| Some records |
## begin
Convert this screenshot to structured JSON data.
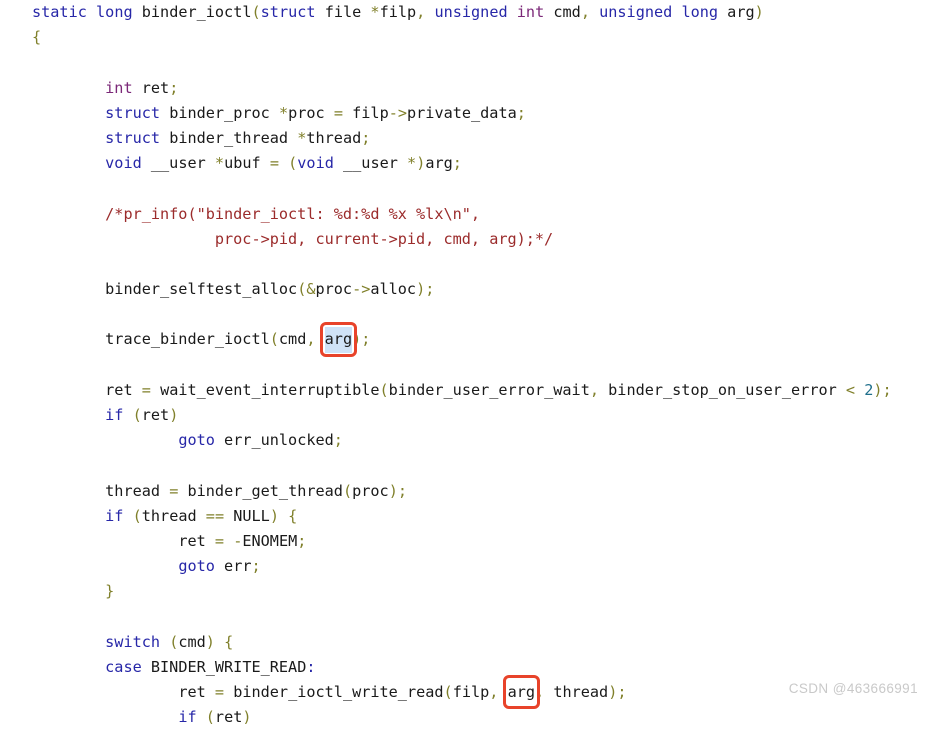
{
  "view": {
    "kind": "source-code-snippet",
    "language": "C",
    "background": "#ffffff",
    "function_name": "binder_ioctl"
  },
  "colors": {
    "keyword": "#2727a8",
    "builtin_type": "#7b2878",
    "identifier": "#1a1a1a",
    "operator": "#80802b",
    "number": "#1f6f8b",
    "comment": "#9b2b2b",
    "highlight_border": "#e8432a",
    "selection_background": "#cfe2f7",
    "watermark": "#c9c9c9"
  },
  "annotations": {
    "boxes": [
      {
        "id": "arg-box-1",
        "text": "arg",
        "line": 13,
        "selected": true
      },
      {
        "id": "arg-box-2",
        "text": "arg",
        "line": 31,
        "selected": false
      }
    ]
  },
  "watermark": {
    "text": "CSDN @463666991"
  },
  "code": {
    "lines": [
      {
        "n": 1,
        "indent": 0,
        "text": "static long binder_ioctl(struct file *filp, unsigned int cmd, unsigned long arg)"
      },
      {
        "n": 2,
        "indent": 0,
        "text": "{"
      },
      {
        "n": 3,
        "indent": 0,
        "text": ""
      },
      {
        "n": 4,
        "indent": 1,
        "text": "int ret;"
      },
      {
        "n": 5,
        "indent": 1,
        "text": "struct binder_proc *proc = filp->private_data;"
      },
      {
        "n": 6,
        "indent": 1,
        "text": "struct binder_thread *thread;"
      },
      {
        "n": 7,
        "indent": 1,
        "text": "void __user *ubuf = (void __user *)arg;"
      },
      {
        "n": 8,
        "indent": 0,
        "text": ""
      },
      {
        "n": 9,
        "indent": 1,
        "text": "/*pr_info(\"binder_ioctl: %d:%d %x %lx\\n\","
      },
      {
        "n": 10,
        "indent": 1,
        "text": "            proc->pid, current->pid, cmd, arg);*/"
      },
      {
        "n": 11,
        "indent": 0,
        "text": ""
      },
      {
        "n": 12,
        "indent": 1,
        "text": "binder_selftest_alloc(&proc->alloc);"
      },
      {
        "n": 13,
        "indent": 0,
        "text": ""
      },
      {
        "n": 14,
        "indent": 1,
        "text": "trace_binder_ioctl(cmd, arg);"
      },
      {
        "n": 15,
        "indent": 0,
        "text": ""
      },
      {
        "n": 16,
        "indent": 1,
        "text": "ret = wait_event_interruptible(binder_user_error_wait, binder_stop_on_user_error < 2);"
      },
      {
        "n": 17,
        "indent": 1,
        "text": "if (ret)"
      },
      {
        "n": 18,
        "indent": 2,
        "text": "goto err_unlocked;"
      },
      {
        "n": 19,
        "indent": 0,
        "text": ""
      },
      {
        "n": 20,
        "indent": 1,
        "text": "thread = binder_get_thread(proc);"
      },
      {
        "n": 21,
        "indent": 1,
        "text": "if (thread == NULL) {"
      },
      {
        "n": 22,
        "indent": 2,
        "text": "ret = -ENOMEM;"
      },
      {
        "n": 23,
        "indent": 2,
        "text": "goto err;"
      },
      {
        "n": 24,
        "indent": 1,
        "text": "}"
      },
      {
        "n": 25,
        "indent": 0,
        "text": ""
      },
      {
        "n": 26,
        "indent": 1,
        "text": "switch (cmd) {"
      },
      {
        "n": 27,
        "indent": 1,
        "text": "case BINDER_WRITE_READ:"
      },
      {
        "n": 28,
        "indent": 2,
        "text": "ret = binder_ioctl_write_read(filp, arg, thread);"
      },
      {
        "n": 29,
        "indent": 2,
        "text": "if (ret)"
      }
    ]
  }
}
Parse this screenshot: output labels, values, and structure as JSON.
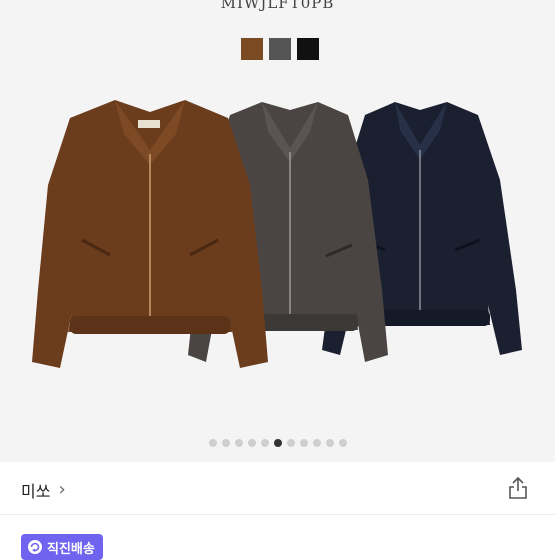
{
  "product": {
    "model_code": "MIWJLFT0PB",
    "swatches": [
      {
        "name": "brown",
        "color": "#7a4a22"
      },
      {
        "name": "gray",
        "color": "#555555"
      },
      {
        "name": "black",
        "color": "#111111"
      }
    ],
    "jacket_colors": {
      "brown": "#6b3d1d",
      "gray": "#4a4543",
      "navy": "#1a2030"
    },
    "carousel": {
      "total": 11,
      "active_index": 6
    }
  },
  "store": {
    "name": "미쏘",
    "chevron": "›"
  },
  "badge": {
    "label": "직진배송",
    "color": "#6f63ef"
  }
}
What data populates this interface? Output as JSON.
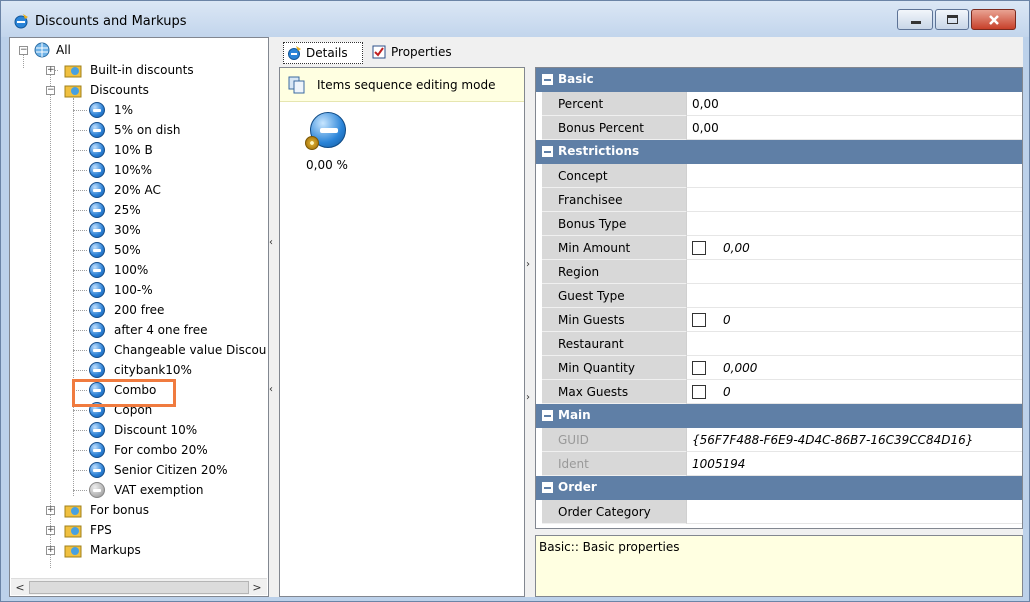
{
  "window": {
    "title": "Discounts and Markups"
  },
  "tree": {
    "root": "All",
    "groups": {
      "builtin": "Built-in discounts",
      "discounts": "Discounts",
      "forbonus": "For bonus",
      "fps": "FPS",
      "markups": "Markups"
    },
    "items": [
      "1%",
      "5% on dish",
      "10% B",
      "10%%",
      "20% AC",
      "25%",
      "30%",
      "50%",
      "100%",
      "100-%",
      "200 free",
      "after 4 one free",
      "Changeable value Discou",
      "citybank10%",
      "Combo",
      "Copon",
      "Discount 10%",
      "For combo 20%",
      "Senior Citizen 20%",
      "VAT exemption"
    ],
    "selected": "Combo"
  },
  "tabs": {
    "details": "Details",
    "properties": "Properties"
  },
  "middle": {
    "sequence_mode": "Items sequence editing mode",
    "value": "0,00 %"
  },
  "grid": {
    "basic": {
      "title": "Basic",
      "percent_label": "Percent",
      "percent_value": "0,00",
      "bonus_percent_label": "Bonus Percent",
      "bonus_percent_value": "0,00"
    },
    "restrictions": {
      "title": "Restrictions",
      "concept": "Concept",
      "franchisee": "Franchisee",
      "bonus_type": "Bonus Type",
      "min_amount": "Min Amount",
      "min_amount_value": "0,00",
      "region": "Region",
      "guest_type": "Guest Type",
      "min_guests": "Min Guests",
      "min_guests_value": "0",
      "restaurant": "Restaurant",
      "min_quantity": "Min Quantity",
      "min_quantity_value": "0,000",
      "max_guests": "Max Guests",
      "max_guests_value": "0"
    },
    "main": {
      "title": "Main",
      "guid": "GUID",
      "guid_value": "{56F7F488-F6E9-4D4C-86B7-16C39CC84D16}",
      "ident": "Ident",
      "ident_value": "1005194"
    },
    "order": {
      "title": "Order",
      "order_category": "Order Category"
    }
  },
  "description": "Basic:: Basic properties"
}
## end
| Written exercise |
Gather and copy every line of the data in which the string "this" is found.

| In response |
Convert this screenshot to structured JSON data.
Parse this screenshot: output labels, values, and structure as JSON.
What data populates this interface? Output as JSON.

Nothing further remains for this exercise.